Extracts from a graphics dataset
====
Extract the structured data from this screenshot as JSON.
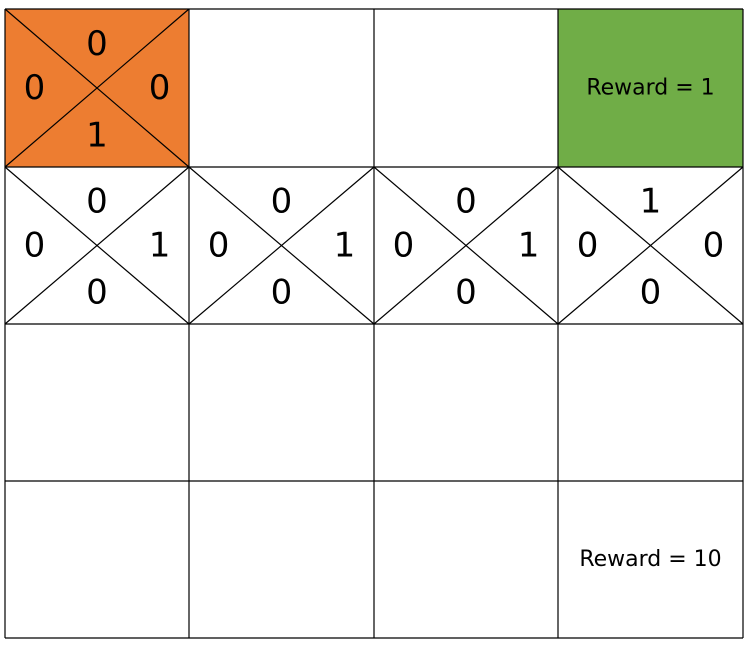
{
  "grid": {
    "rows": 4,
    "cols": 4,
    "line_color": "#000000",
    "background": "#ffffff"
  },
  "cells": [
    {
      "row": 0,
      "col": 0,
      "fill": "#ED7D31",
      "q": {
        "up": "0",
        "left": "0",
        "right": "0",
        "down": "1"
      }
    },
    {
      "row": 0,
      "col": 3,
      "fill": "#70AD47",
      "reward_label": "Reward  =  1"
    },
    {
      "row": 1,
      "col": 0,
      "fill": "#ffffff",
      "q": {
        "up": "0",
        "left": "0",
        "right": "1",
        "down": "0"
      }
    },
    {
      "row": 1,
      "col": 1,
      "fill": "#ffffff",
      "q": {
        "up": "0",
        "left": "0",
        "right": "1",
        "down": "0"
      }
    },
    {
      "row": 1,
      "col": 2,
      "fill": "#ffffff",
      "q": {
        "up": "0",
        "left": "0",
        "right": "1",
        "down": "0"
      }
    },
    {
      "row": 1,
      "col": 3,
      "fill": "#ffffff",
      "q": {
        "up": "1",
        "left": "0",
        "right": "0",
        "down": "0"
      }
    },
    {
      "row": 3,
      "col": 3,
      "fill": "#ffffff",
      "reward_label": "Reward  =  10"
    }
  ]
}
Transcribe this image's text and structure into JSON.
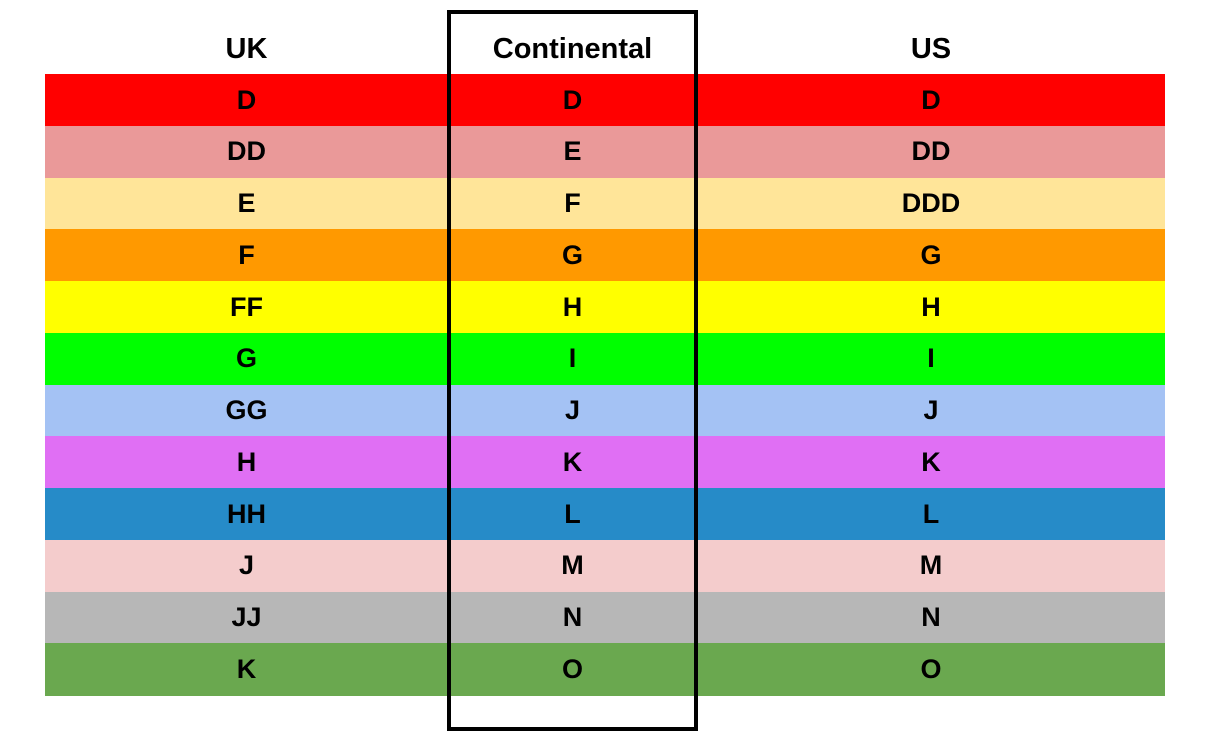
{
  "table": {
    "header": [
      "UK",
      "Continental",
      "US"
    ],
    "rows": [
      [
        "D",
        "D",
        "D"
      ],
      [
        "DD",
        "E",
        "DD"
      ],
      [
        "E",
        "F",
        "DDD"
      ],
      [
        "F",
        "G",
        "G"
      ],
      [
        "FF",
        "H",
        "H"
      ],
      [
        "G",
        "I",
        "I"
      ],
      [
        "GG",
        "J",
        "J"
      ],
      [
        "H",
        "K",
        "K"
      ],
      [
        "HH",
        "L",
        "L"
      ],
      [
        "J",
        "M",
        "M"
      ],
      [
        "JJ",
        "N",
        "N"
      ],
      [
        "K",
        "O",
        "O"
      ]
    ],
    "row_colors": [
      "#ff0000",
      "#ea9999",
      "#ffe599",
      "#ff9900",
      "#ffff00",
      "#00ff00",
      "#a4c2f4",
      "#e06ff4",
      "#268bc8",
      "#f4cccc",
      "#b7b7b7",
      "#6aa84f"
    ]
  }
}
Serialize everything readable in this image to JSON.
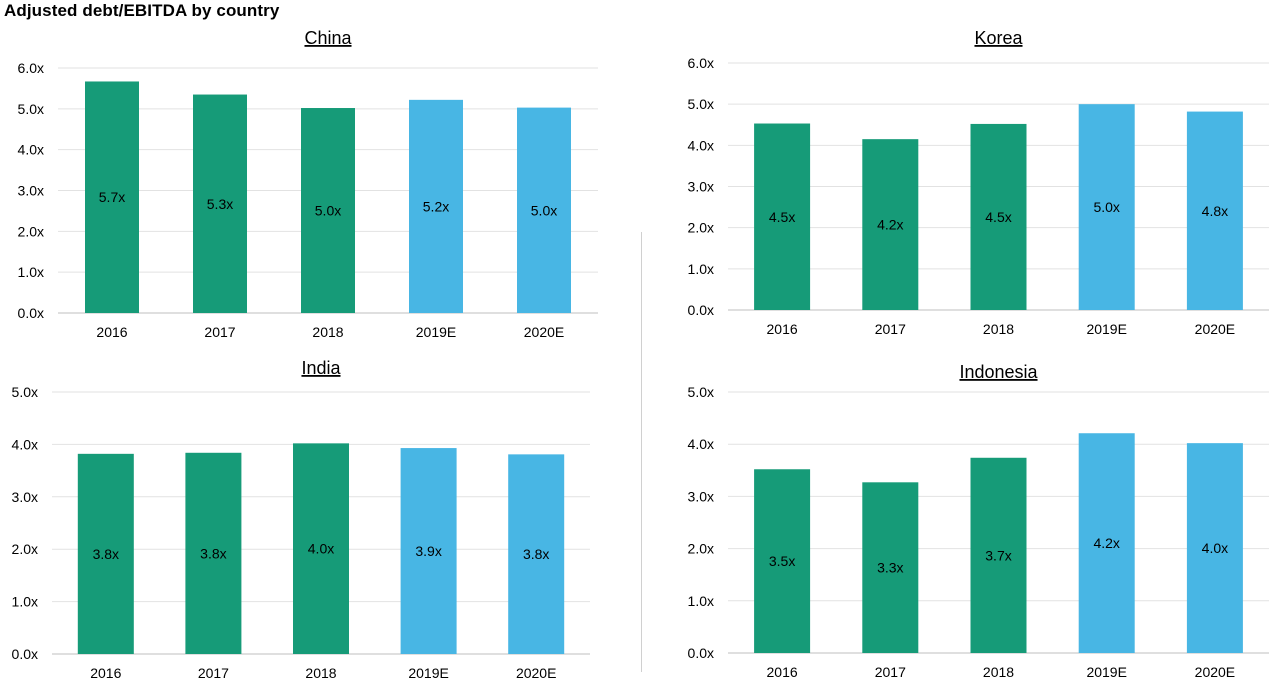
{
  "page": {
    "title": "Adjusted debt/EBITDA by country"
  },
  "colors": {
    "actual": "#169b78",
    "estimate": "#48b6e4"
  },
  "chart_data": [
    {
      "type": "bar",
      "title": "China",
      "categories": [
        "2016",
        "2017",
        "2018",
        "2019E",
        "2020E"
      ],
      "values": [
        5.67,
        5.35,
        5.02,
        5.22,
        5.03
      ],
      "data_labels": [
        "5.7x",
        "5.3x",
        "5.0x",
        "5.2x",
        "5.0x"
      ],
      "estimate_flags": [
        false,
        false,
        false,
        true,
        true
      ],
      "ylim": [
        0,
        6
      ],
      "yticks": [
        "0.0x",
        "1.0x",
        "2.0x",
        "3.0x",
        "4.0x",
        "5.0x",
        "6.0x"
      ],
      "grid": true
    },
    {
      "type": "bar",
      "title": "Korea",
      "categories": [
        "2016",
        "2017",
        "2018",
        "2019E",
        "2020E"
      ],
      "values": [
        4.53,
        4.15,
        4.52,
        5.0,
        4.82
      ],
      "data_labels": [
        "4.5x",
        "4.2x",
        "4.5x",
        "5.0x",
        "4.8x"
      ],
      "estimate_flags": [
        false,
        false,
        false,
        true,
        true
      ],
      "ylim": [
        0,
        6
      ],
      "yticks": [
        "0.0x",
        "1.0x",
        "2.0x",
        "3.0x",
        "4.0x",
        "5.0x",
        "6.0x"
      ],
      "grid": true
    },
    {
      "type": "bar",
      "title": "India",
      "categories": [
        "2016",
        "2017",
        "2018",
        "2019E",
        "2020E"
      ],
      "values": [
        3.82,
        3.84,
        4.02,
        3.93,
        3.81
      ],
      "data_labels": [
        "3.8x",
        "3.8x",
        "4.0x",
        "3.9x",
        "3.8x"
      ],
      "estimate_flags": [
        false,
        false,
        false,
        true,
        true
      ],
      "ylim": [
        0,
        5
      ],
      "yticks": [
        "0.0x",
        "1.0x",
        "2.0x",
        "3.0x",
        "4.0x",
        "5.0x"
      ],
      "grid": true
    },
    {
      "type": "bar",
      "title": "Indonesia",
      "categories": [
        "2016",
        "2017",
        "2018",
        "2019E",
        "2020E"
      ],
      "values": [
        3.52,
        3.27,
        3.74,
        4.21,
        4.02
      ],
      "data_labels": [
        "3.5x",
        "3.3x",
        "3.7x",
        "4.2x",
        "4.0x"
      ],
      "estimate_flags": [
        false,
        false,
        false,
        true,
        true
      ],
      "ylim": [
        0,
        5
      ],
      "yticks": [
        "0.0x",
        "1.0x",
        "2.0x",
        "3.0x",
        "4.0x",
        "5.0x"
      ],
      "grid": true
    }
  ]
}
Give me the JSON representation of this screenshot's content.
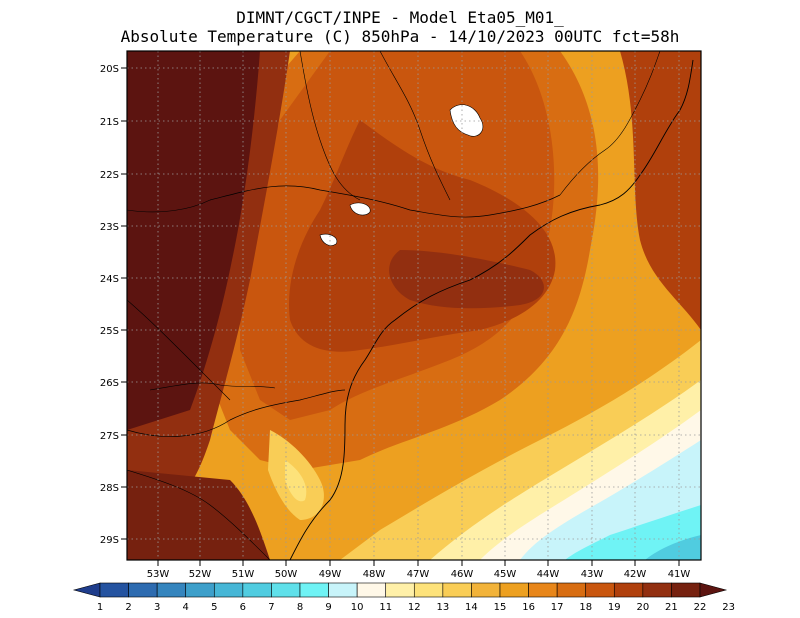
====
— Written request —
Tally up the lines holding the word "title" in the data above, and answer with that figure only.

— Response to this exercise —
5